> **Instruction**: Reproduce all of the listing below without alteration.

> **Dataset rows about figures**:
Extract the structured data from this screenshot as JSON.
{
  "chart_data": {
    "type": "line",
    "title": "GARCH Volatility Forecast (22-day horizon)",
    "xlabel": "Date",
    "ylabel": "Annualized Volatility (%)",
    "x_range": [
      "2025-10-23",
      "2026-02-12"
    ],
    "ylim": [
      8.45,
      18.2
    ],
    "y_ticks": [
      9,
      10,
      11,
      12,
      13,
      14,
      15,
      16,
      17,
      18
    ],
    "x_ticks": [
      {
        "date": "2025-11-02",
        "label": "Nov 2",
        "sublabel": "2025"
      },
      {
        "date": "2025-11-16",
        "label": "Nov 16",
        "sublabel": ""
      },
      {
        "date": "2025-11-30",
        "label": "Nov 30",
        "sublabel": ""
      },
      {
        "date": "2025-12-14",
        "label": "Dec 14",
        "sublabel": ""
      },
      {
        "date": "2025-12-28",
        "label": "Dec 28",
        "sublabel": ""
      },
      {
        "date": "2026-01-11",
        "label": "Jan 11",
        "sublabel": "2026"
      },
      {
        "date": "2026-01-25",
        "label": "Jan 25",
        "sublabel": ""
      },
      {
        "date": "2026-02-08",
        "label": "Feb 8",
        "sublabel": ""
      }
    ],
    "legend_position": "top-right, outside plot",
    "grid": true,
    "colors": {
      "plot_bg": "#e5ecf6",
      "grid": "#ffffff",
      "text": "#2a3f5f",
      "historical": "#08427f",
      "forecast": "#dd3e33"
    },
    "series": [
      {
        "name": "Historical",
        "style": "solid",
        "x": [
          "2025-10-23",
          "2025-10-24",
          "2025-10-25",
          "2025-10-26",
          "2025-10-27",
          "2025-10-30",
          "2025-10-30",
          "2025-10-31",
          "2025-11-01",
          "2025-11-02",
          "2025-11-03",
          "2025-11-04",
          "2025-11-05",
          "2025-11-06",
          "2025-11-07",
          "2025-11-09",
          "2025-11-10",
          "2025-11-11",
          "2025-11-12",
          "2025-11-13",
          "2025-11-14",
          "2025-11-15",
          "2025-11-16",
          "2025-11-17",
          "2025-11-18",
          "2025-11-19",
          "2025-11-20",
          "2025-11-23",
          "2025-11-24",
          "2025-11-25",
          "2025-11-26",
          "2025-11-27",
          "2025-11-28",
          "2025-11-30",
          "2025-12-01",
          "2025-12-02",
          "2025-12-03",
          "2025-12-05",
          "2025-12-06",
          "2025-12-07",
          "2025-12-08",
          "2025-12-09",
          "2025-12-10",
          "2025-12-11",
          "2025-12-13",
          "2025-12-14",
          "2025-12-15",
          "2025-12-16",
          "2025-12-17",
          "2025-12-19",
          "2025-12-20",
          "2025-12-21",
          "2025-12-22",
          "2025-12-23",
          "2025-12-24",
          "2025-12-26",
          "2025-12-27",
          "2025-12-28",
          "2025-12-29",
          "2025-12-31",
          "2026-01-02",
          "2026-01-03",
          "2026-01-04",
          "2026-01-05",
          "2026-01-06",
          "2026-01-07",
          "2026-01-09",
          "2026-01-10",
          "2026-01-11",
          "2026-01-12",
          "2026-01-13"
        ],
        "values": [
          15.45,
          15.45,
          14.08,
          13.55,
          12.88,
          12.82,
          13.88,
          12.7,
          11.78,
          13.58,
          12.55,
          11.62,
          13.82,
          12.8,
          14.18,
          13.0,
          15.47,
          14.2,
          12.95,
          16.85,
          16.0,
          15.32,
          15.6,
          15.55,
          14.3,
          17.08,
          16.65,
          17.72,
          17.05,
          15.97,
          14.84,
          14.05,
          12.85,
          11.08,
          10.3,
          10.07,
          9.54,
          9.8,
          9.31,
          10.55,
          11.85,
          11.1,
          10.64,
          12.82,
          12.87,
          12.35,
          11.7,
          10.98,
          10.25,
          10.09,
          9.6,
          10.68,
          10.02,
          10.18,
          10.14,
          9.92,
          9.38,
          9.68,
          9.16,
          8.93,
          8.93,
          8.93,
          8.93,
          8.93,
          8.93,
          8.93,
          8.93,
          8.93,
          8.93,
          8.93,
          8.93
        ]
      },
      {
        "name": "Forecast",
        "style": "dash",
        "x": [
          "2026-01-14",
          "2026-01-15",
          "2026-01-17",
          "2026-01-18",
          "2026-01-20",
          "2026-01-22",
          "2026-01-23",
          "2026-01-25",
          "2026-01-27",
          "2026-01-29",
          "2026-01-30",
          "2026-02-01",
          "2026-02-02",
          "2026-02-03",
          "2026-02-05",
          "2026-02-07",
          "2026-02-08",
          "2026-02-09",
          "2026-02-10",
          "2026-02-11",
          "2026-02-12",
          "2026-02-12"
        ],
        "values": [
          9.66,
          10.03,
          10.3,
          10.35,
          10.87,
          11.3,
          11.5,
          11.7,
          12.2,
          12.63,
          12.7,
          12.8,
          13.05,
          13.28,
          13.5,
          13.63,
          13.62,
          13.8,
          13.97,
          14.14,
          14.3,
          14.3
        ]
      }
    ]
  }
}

> **Response to this exercise**:
Extract the structured data from this screenshot as JSON.
{
  "chart_data": {
    "type": "line",
    "title": "GARCH Volatility Forecast (22-day horizon)",
    "xlabel": "Date",
    "ylabel": "Annualized Volatility (%)",
    "x_range": [
      "2025-10-23",
      "2026-02-12"
    ],
    "ylim": [
      8.45,
      18.2
    ],
    "y_ticks": [
      9,
      10,
      11,
      12,
      13,
      14,
      15,
      16,
      17,
      18
    ],
    "x_ticks": [
      {
        "date": "2025-11-02",
        "label": "Nov 2",
        "sublabel": "2025"
      },
      {
        "date": "2025-11-16",
        "label": "Nov 16",
        "sublabel": ""
      },
      {
        "date": "2025-11-30",
        "label": "Nov 30",
        "sublabel": ""
      },
      {
        "date": "2025-12-14",
        "label": "Dec 14",
        "sublabel": ""
      },
      {
        "date": "2025-12-28",
        "label": "Dec 28",
        "sublabel": ""
      },
      {
        "date": "2026-01-11",
        "label": "Jan 11",
        "sublabel": "2026"
      },
      {
        "date": "2026-01-25",
        "label": "Jan 25",
        "sublabel": ""
      },
      {
        "date": "2026-02-08",
        "label": "Feb 8",
        "sublabel": ""
      }
    ],
    "legend_position": "top-right, outside plot",
    "grid": true,
    "colors": {
      "plot_bg": "#e5ecf6",
      "grid": "#ffffff",
      "text": "#2a3f5f",
      "historical": "#08427f",
      "forecast": "#dd3e33"
    },
    "series": [
      {
        "name": "Historical",
        "style": "solid",
        "x": [
          "2025-10-23",
          "2025-10-24",
          "2025-10-25",
          "2025-10-26",
          "2025-10-27",
          "2025-10-30",
          "2025-10-30",
          "2025-10-31",
          "2025-11-01",
          "2025-11-02",
          "2025-11-03",
          "2025-11-04",
          "2025-11-05",
          "2025-11-06",
          "2025-11-07",
          "2025-11-09",
          "2025-11-10",
          "2025-11-11",
          "2025-11-12",
          "2025-11-13",
          "2025-11-14",
          "2025-11-15",
          "2025-11-16",
          "2025-11-17",
          "2025-11-18",
          "2025-11-19",
          "2025-11-20",
          "2025-11-23",
          "2025-11-24",
          "2025-11-25",
          "2025-11-26",
          "2025-11-27",
          "2025-11-28",
          "2025-11-30",
          "2025-12-01",
          "2025-12-02",
          "2025-12-03",
          "2025-12-05",
          "2025-12-06",
          "2025-12-07",
          "2025-12-08",
          "2025-12-09",
          "2025-12-10",
          "2025-12-11",
          "2025-12-13",
          "2025-12-14",
          "2025-12-15",
          "2025-12-16",
          "2025-12-17",
          "2025-12-19",
          "2025-12-20",
          "2025-12-21",
          "2025-12-22",
          "2025-12-23",
          "2025-12-24",
          "2025-12-26",
          "2025-12-27",
          "2025-12-28",
          "2025-12-29",
          "2025-12-31",
          "2026-01-02",
          "2026-01-03",
          "2026-01-04",
          "2026-01-05",
          "2026-01-06",
          "2026-01-07",
          "2026-01-09",
          "2026-01-10",
          "2026-01-11",
          "2026-01-12",
          "2026-01-13"
        ],
        "values": [
          15.45,
          15.45,
          14.08,
          13.55,
          12.88,
          12.82,
          13.88,
          12.7,
          11.78,
          13.58,
          12.55,
          11.62,
          13.82,
          12.8,
          14.18,
          13.0,
          15.47,
          14.2,
          12.95,
          16.85,
          16.0,
          15.32,
          15.6,
          15.55,
          14.3,
          17.08,
          16.65,
          17.72,
          17.05,
          15.97,
          14.84,
          14.05,
          12.85,
          11.08,
          10.3,
          10.07,
          9.54,
          9.8,
          9.31,
          10.55,
          11.85,
          11.1,
          10.64,
          12.82,
          12.87,
          12.35,
          11.7,
          10.98,
          10.25,
          10.09,
          9.6,
          10.68,
          10.02,
          10.18,
          10.14,
          9.92,
          9.38,
          9.68,
          9.16,
          8.93,
          8.93,
          8.93,
          8.93,
          8.93,
          8.93,
          8.93,
          8.93,
          8.93,
          8.93,
          8.93,
          8.93
        ]
      },
      {
        "name": "Forecast",
        "style": "dash",
        "x": [
          "2026-01-14",
          "2026-01-15",
          "2026-01-17",
          "2026-01-18",
          "2026-01-20",
          "2026-01-22",
          "2026-01-23",
          "2026-01-25",
          "2026-01-27",
          "2026-01-29",
          "2026-01-30",
          "2026-02-01",
          "2026-02-02",
          "2026-02-03",
          "2026-02-05",
          "2026-02-07",
          "2026-02-08",
          "2026-02-09",
          "2026-02-10",
          "2026-02-11",
          "2026-02-12",
          "2026-02-12"
        ],
        "values": [
          9.66,
          10.03,
          10.3,
          10.35,
          10.87,
          11.3,
          11.5,
          11.7,
          12.2,
          12.63,
          12.7,
          12.8,
          13.05,
          13.28,
          13.5,
          13.63,
          13.62,
          13.8,
          13.97,
          14.14,
          14.3,
          14.3
        ]
      }
    ]
  }
}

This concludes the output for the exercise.